* [WHAT TO PRODUCE]: Print each of the entries exactly, leaving nothing out.

** BEGIN RECORDS SUPPLIED **

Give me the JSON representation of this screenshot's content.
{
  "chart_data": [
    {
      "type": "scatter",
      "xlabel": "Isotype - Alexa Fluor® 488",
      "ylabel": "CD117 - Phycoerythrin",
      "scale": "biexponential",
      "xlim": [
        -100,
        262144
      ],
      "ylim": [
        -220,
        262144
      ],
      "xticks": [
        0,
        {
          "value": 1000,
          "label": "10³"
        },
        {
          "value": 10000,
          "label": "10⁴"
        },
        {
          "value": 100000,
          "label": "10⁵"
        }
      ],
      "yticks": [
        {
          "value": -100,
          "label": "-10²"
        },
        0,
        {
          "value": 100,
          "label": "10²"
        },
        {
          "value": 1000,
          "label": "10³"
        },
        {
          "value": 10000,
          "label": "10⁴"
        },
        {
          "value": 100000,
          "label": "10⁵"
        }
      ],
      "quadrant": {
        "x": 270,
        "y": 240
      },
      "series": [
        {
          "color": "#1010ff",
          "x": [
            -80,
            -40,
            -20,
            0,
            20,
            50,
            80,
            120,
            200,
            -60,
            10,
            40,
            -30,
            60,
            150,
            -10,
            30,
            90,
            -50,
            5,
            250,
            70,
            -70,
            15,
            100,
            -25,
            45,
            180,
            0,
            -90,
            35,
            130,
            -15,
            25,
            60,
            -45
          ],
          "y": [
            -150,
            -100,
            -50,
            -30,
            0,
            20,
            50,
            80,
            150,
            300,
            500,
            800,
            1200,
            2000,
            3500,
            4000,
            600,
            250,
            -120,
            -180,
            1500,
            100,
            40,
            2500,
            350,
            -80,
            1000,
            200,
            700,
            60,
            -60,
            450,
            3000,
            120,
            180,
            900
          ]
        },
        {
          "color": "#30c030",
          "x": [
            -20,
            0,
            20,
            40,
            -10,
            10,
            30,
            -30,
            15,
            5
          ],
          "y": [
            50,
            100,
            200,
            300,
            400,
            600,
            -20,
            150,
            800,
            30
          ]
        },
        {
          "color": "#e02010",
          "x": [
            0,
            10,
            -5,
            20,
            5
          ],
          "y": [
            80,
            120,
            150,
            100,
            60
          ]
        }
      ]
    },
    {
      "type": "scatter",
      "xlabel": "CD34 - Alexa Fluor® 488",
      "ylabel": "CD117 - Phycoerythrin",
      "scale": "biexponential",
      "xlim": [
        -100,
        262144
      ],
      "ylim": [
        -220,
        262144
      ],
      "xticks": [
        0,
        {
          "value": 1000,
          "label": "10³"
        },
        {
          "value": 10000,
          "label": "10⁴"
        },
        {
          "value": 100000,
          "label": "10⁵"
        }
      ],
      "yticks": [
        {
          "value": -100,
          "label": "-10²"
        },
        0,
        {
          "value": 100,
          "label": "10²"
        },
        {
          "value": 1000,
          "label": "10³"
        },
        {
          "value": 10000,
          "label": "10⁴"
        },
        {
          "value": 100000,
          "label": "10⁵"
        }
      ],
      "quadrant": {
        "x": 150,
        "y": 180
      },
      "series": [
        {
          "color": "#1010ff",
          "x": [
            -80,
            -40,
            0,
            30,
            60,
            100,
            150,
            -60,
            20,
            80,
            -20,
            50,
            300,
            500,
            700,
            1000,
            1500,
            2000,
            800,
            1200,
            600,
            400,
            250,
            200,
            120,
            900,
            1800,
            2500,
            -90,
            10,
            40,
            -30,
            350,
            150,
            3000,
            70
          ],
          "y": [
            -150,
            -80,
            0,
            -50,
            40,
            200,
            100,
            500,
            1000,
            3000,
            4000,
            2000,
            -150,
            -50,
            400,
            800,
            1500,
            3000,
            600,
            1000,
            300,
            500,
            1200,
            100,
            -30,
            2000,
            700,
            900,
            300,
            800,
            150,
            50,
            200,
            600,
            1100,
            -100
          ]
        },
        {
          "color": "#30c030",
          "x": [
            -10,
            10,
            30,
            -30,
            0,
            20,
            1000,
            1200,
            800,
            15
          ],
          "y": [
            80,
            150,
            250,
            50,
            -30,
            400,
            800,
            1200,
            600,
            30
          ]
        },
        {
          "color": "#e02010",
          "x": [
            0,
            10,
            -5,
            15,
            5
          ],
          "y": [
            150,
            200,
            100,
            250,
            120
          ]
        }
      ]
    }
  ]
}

** END RECORDS SUPPLIED **

* [SOLUTION FOR THIS TASK]:
Give me the JSON representation of this screenshot's content.
{
  "chart_data": [
    {
      "type": "scatter",
      "xlabel": "Isotype - Alexa Fluor® 488",
      "ylabel": "CD117 - Phycoerythrin",
      "scale": "biexponential",
      "xlim": [
        -100,
        262144
      ],
      "ylim": [
        -220,
        262144
      ],
      "xticks": [
        0,
        {
          "value": 1000,
          "label": "10³"
        },
        {
          "value": 10000,
          "label": "10⁴"
        },
        {
          "value": 100000,
          "label": "10⁵"
        }
      ],
      "yticks": [
        {
          "value": -100,
          "label": "-10²"
        },
        0,
        {
          "value": 100,
          "label": "10²"
        },
        {
          "value": 1000,
          "label": "10³"
        },
        {
          "value": 10000,
          "label": "10⁴"
        },
        {
          "value": 100000,
          "label": "10⁵"
        }
      ],
      "quadrant": {
        "x": 270,
        "y": 240
      },
      "series": [
        {
          "color": "#1010ff",
          "x": [
            -80,
            -40,
            -20,
            0,
            20,
            50,
            80,
            120,
            200,
            -60,
            10,
            40,
            -30,
            60,
            150,
            -10,
            30,
            90,
            -50,
            5,
            250,
            70,
            -70,
            15,
            100,
            -25,
            45,
            180,
            0,
            -90,
            35,
            130,
            -15,
            25,
            60,
            -45
          ],
          "y": [
            -150,
            -100,
            -50,
            -30,
            0,
            20,
            50,
            80,
            150,
            300,
            500,
            800,
            1200,
            2000,
            3500,
            4000,
            600,
            250,
            -120,
            -180,
            1500,
            100,
            40,
            2500,
            350,
            -80,
            1000,
            200,
            700,
            60,
            -60,
            450,
            3000,
            120,
            180,
            900
          ]
        },
        {
          "color": "#30c030",
          "x": [
            -20,
            0,
            20,
            40,
            -10,
            10,
            30,
            -30,
            15,
            5
          ],
          "y": [
            50,
            100,
            200,
            300,
            400,
            600,
            -20,
            150,
            800,
            30
          ]
        },
        {
          "color": "#e02010",
          "x": [
            0,
            10,
            -5,
            20,
            5
          ],
          "y": [
            80,
            120,
            150,
            100,
            60
          ]
        }
      ]
    },
    {
      "type": "scatter",
      "xlabel": "CD34 - Alexa Fluor® 488",
      "ylabel": "CD117 - Phycoerythrin",
      "scale": "biexponential",
      "xlim": [
        -100,
        262144
      ],
      "ylim": [
        -220,
        262144
      ],
      "xticks": [
        0,
        {
          "value": 1000,
          "label": "10³"
        },
        {
          "value": 10000,
          "label": "10⁴"
        },
        {
          "value": 100000,
          "label": "10⁵"
        }
      ],
      "yticks": [
        {
          "value": -100,
          "label": "-10²"
        },
        0,
        {
          "value": 100,
          "label": "10²"
        },
        {
          "value": 1000,
          "label": "10³"
        },
        {
          "value": 10000,
          "label": "10⁴"
        },
        {
          "value": 100000,
          "label": "10⁵"
        }
      ],
      "quadrant": {
        "x": 150,
        "y": 180
      },
      "series": [
        {
          "color": "#1010ff",
          "x": [
            -80,
            -40,
            0,
            30,
            60,
            100,
            150,
            -60,
            20,
            80,
            -20,
            50,
            300,
            500,
            700,
            1000,
            1500,
            2000,
            800,
            1200,
            600,
            400,
            250,
            200,
            120,
            900,
            1800,
            2500,
            -90,
            10,
            40,
            -30,
            350,
            150,
            3000,
            70
          ],
          "y": [
            -150,
            -80,
            0,
            -50,
            40,
            200,
            100,
            500,
            1000,
            3000,
            4000,
            2000,
            -150,
            -50,
            400,
            800,
            1500,
            3000,
            600,
            1000,
            300,
            500,
            1200,
            100,
            -30,
            2000,
            700,
            900,
            300,
            800,
            150,
            50,
            200,
            600,
            1100,
            -100
          ]
        },
        {
          "color": "#30c030",
          "x": [
            -10,
            10,
            30,
            -30,
            0,
            20,
            1000,
            1200,
            800,
            15
          ],
          "y": [
            80,
            150,
            250,
            50,
            -30,
            400,
            800,
            1200,
            600,
            30
          ]
        },
        {
          "color": "#e02010",
          "x": [
            0,
            10,
            -5,
            15,
            5
          ],
          "y": [
            150,
            200,
            100,
            250,
            120
          ]
        }
      ]
    }
  ]
}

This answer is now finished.